▶ [MATERIAL SUPPLIED]
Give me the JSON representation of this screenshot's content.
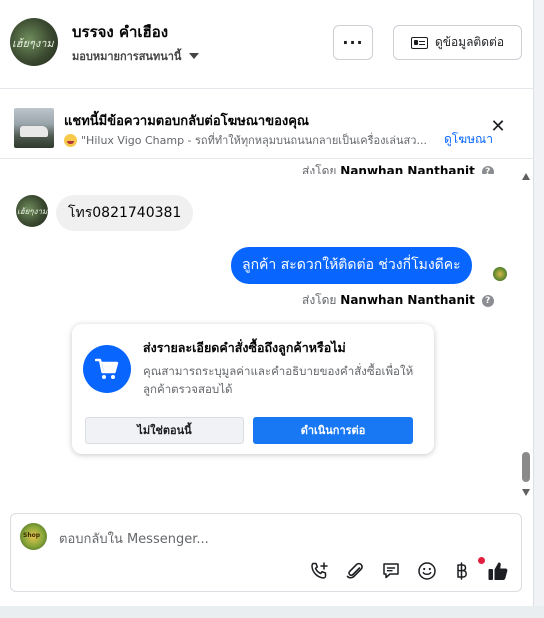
{
  "header": {
    "name": "บรรจง คำเฮือง",
    "subtitle": "มอบหมายการสนทนานี้",
    "avatar_text": "เฮ้ยๆงาม",
    "more_label": "···",
    "contact_label": "ดูข้อมูลติดต่อ"
  },
  "ad_banner": {
    "title": "แชทนี้มีข้อความตอบกลับต่อโฆษณาของคุณ",
    "quote": "\"Hilux Vigo Champ - รถที่ทำให้ทุกหลุมบนถนนกลายเป็นเครื่องเล่นสว...",
    "link": "ดูโฆษณา",
    "close_icon": "close-icon"
  },
  "messages": {
    "sent_by_prefix": "ส่งโดย",
    "sent_by_name": "Nanwhan Nanthanit",
    "incoming_avatar_text": "เฮ้ยๆงาม",
    "incoming": "โทร0821740381",
    "outgoing": "ลูกค้า สะดวกให้ติดต่อ ช่วงกี่โมงดีคะ"
  },
  "order_card": {
    "title": "ส่งรายละเอียดคำสั่งซื้อถึงลูกค้าหรือไม่",
    "description": "คุณสามารถระบุมูลค่าและคำอธิบายของคำสั่งซื้อเพื่อให้ลูกค้าตรวจสอบได้",
    "decline_label": "ไม่ใช่ตอนนี้",
    "accept_label": "ดำเนินการต่อ",
    "icon": "shopping-cart-icon"
  },
  "composer": {
    "placeholder": "ตอบกลับใน Messenger...",
    "avatar_text": "Shop",
    "tools": [
      "phone-add-icon",
      "paperclip-icon",
      "saved-replies-icon",
      "emoji-icon",
      "baht-icon",
      "like-icon"
    ]
  },
  "colors": {
    "accent": "#0866ff",
    "button_blue": "#1877f2",
    "bubble_in": "#f0f0f0",
    "notification": "#e41e3f"
  }
}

▶ [WHAT YOU ARE ASKED TO DO] Report only how many lines in the listing contain the string "ยๆงาม".

▶ [SOLUTION FOR THIS TASK] 2